(Extracted data entries)
--- BEGIN ---
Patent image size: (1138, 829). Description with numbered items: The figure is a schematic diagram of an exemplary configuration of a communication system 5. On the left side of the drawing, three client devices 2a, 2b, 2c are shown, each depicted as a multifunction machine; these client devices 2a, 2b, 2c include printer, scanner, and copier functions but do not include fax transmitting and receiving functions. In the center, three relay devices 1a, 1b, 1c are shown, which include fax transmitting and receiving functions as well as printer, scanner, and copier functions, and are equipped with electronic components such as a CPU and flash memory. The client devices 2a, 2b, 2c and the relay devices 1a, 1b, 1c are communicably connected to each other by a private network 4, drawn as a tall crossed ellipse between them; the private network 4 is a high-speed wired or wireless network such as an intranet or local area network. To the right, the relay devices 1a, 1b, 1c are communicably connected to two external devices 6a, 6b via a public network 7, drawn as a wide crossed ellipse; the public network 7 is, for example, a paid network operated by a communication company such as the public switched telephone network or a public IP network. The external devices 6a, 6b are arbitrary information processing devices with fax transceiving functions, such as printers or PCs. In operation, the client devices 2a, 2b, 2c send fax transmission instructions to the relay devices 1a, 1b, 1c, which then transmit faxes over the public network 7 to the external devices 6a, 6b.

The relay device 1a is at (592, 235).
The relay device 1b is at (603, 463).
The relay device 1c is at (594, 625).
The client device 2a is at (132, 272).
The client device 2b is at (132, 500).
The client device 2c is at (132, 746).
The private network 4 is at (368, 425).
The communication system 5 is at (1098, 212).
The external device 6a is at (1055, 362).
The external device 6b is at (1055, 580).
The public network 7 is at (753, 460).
--- END ---
--- BEGIN ---
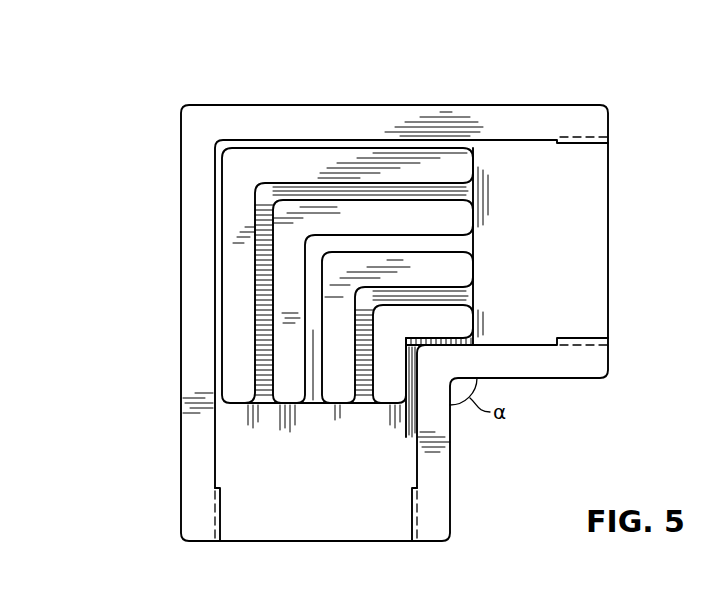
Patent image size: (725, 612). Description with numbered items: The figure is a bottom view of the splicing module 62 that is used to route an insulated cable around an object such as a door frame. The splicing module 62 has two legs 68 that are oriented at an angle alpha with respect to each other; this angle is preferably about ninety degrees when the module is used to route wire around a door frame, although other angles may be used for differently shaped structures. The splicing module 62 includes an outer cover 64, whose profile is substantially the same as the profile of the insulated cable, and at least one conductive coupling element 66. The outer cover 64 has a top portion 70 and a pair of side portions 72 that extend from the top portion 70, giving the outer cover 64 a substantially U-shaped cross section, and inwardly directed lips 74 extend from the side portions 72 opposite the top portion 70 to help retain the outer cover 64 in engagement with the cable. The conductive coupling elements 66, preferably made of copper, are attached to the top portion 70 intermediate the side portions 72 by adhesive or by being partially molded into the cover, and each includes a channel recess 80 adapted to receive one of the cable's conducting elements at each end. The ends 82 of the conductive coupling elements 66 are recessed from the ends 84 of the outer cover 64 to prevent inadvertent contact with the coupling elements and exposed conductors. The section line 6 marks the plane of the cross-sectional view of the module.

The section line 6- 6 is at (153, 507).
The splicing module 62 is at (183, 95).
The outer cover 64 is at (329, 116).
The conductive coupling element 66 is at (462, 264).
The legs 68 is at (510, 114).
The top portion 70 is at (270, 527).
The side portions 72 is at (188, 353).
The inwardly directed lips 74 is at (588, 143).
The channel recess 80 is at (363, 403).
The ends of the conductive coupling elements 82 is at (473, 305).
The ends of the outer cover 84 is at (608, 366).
--- END ---
# THE EXERCISE
Format the material as a JSON list of strings, one string per line and no blank lines, covering the stretch from the line containing "Patent image size: (725, 612)." through the line containing "The ends of the conductive".

# ANSWER TO THIS PROBLEM
[
  "Patent image size: (725, 612). Description with numbered items: The figure is a bottom view of the splicing module 62 that is used to route an insulated cable around an object such as a door frame. The splicing module 62 has two legs 68 that are oriented at an angle alpha with respect to each other; this angle is preferably about ninety degrees when the module is used to route wire around a door frame, although other angles may be used for differently shaped structures. The splicing module 62 includes an outer cover 64, whose profile is substantially the same as the profile of the insulated cable, and at least one conductive coupling element 66. The outer cover 64 has a top portion 70 and a pair of side portions 72 that extend from the top portion 70, giving the outer cover 64 a substantially U-shaped cross section, and inwardly directed lips 74 extend from the side portions 72 opposite the top portion 70 to help retain the outer cover 64 in engagement with the cable. The conductive coupling elements 66, preferably made of copper, are attached to the top portion 70 intermediate the side portions 72 by adhesive or by being partially molded into the cover, and each includes a channel recess 80 adapted to receive one of the cable's conducting elements at each end. The ends 82 of the conductive coupling elements 66 are recessed from the ends 84 of the outer cover 64 to prevent inadvertent contact with the coupling elements and exposed conductors. The section line 6 marks the plane of the cross-sectional view of the module.",
  "The section line 6- 6 is at (153, 507).",
  "The splicing module 62 is at (183, 95).",
  "The outer cover 64 is at (329, 116).",
  "The conductive coupling element 66 is at (462, 264).",
  "The legs 68 is at (510, 114).",
  "The top portion 70 is at (270, 527).",
  "The side portions 72 is at (188, 353).",
  "The inwardly directed lips 74 is at (588, 143).",
  "The channel recess 80 is at (363, 403).",
  "The ends of the conductive coupling elements 82 is at (473, 305)."
]